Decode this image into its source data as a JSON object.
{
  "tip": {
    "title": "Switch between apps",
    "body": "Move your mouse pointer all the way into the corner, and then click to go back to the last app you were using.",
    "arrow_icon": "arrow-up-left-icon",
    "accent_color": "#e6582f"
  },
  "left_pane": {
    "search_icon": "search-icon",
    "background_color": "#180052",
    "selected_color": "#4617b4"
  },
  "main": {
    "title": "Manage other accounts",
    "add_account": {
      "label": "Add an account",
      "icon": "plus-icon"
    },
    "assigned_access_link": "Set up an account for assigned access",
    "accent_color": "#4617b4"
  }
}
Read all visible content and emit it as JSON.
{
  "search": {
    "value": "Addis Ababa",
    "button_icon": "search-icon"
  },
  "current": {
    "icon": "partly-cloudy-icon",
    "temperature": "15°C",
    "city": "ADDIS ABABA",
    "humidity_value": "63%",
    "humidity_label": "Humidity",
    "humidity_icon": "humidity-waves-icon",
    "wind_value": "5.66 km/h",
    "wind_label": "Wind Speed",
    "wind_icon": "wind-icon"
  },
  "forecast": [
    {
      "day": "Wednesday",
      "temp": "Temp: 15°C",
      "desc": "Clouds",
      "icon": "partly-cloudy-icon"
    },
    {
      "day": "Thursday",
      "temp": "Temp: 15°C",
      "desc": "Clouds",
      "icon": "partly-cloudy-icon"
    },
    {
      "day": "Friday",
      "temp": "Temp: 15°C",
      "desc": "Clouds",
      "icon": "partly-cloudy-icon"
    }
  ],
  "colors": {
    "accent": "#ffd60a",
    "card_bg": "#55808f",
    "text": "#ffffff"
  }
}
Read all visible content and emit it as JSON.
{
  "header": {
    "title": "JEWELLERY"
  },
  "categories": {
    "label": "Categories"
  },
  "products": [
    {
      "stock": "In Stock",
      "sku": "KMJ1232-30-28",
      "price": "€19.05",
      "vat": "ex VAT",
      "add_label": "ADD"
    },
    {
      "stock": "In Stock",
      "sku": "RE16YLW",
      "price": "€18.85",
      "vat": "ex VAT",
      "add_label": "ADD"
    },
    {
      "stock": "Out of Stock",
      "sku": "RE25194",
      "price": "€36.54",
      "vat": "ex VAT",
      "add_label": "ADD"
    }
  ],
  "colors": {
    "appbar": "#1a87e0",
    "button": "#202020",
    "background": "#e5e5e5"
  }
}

EXERCISE BRIEF: Transcribe all of the entries without altering anything.

EXERCISE OUTPUT:
Decode this image into its source data as a JSON object.
{
  "tip": {
    "title": "Switch between apps",
    "body": "Move your mouse pointer all the way into the corner, and then click to go back to the last app you were using.",
    "arrow_icon": "arrow-up-left-icon",
    "accent_color": "#e6582f"
  },
  "left_pane": {
    "search_icon": "search-icon",
    "background_color": "#180052",
    "selected_color": "#4617b4"
  },
  "main": {
    "title": "Manage other accounts",
    "add_account": {
      "label": "Add an account",
      "icon": "plus-icon"
    },
    "assigned_access_link": "Set up an account for assigned access",
    "accent_color": "#4617b4"
  }
}
Read all visible content and emit it as JSON.
{
  "search": {
    "value": "Addis Ababa",
    "button_icon": "search-icon"
  },
  "current": {
    "icon": "partly-cloudy-icon",
    "temperature": "15°C",
    "city": "ADDIS ABABA",
    "humidity_value": "63%",
    "humidity_label": "Humidity",
    "humidity_icon": "humidity-waves-icon",
    "wind_value": "5.66 km/h",
    "wind_label": "Wind Speed",
    "wind_icon": "wind-icon"
  },
  "forecast": [
    {
      "day": "Wednesday",
      "temp": "Temp: 15°C",
      "desc": "Clouds",
      "icon": "partly-cloudy-icon"
    },
    {
      "day": "Thursday",
      "temp": "Temp: 15°C",
      "desc": "Clouds",
      "icon": "partly-cloudy-icon"
    },
    {
      "day": "Friday",
      "temp": "Temp: 15°C",
      "desc": "Clouds",
      "icon": "partly-cloudy-icon"
    }
  ],
  "colors": {
    "accent": "#ffd60a",
    "card_bg": "#55808f",
    "text": "#ffffff"
  }
}
Read all visible content and emit it as JSON.
{
  "header": {
    "title": "JEWELLERY"
  },
  "categories": {
    "label": "Categories"
  },
  "products": [
    {
      "stock": "In Stock",
      "sku": "KMJ1232-30-28",
      "price": "€19.05",
      "vat": "ex VAT",
      "add_label": "ADD"
    },
    {
      "stock": "In Stock",
      "sku": "RE16YLW",
      "price": "€18.85",
      "vat": "ex VAT",
      "add_label": "ADD"
    },
    {
      "stock": "Out of Stock",
      "sku": "RE25194",
      "price": "€36.54",
      "vat": "ex VAT",
      "add_label": "ADD"
    }
  ],
  "colors": {
    "appbar": "#1a87e0",
    "button": "#202020",
    "background": "#e5e5e5"
  }
}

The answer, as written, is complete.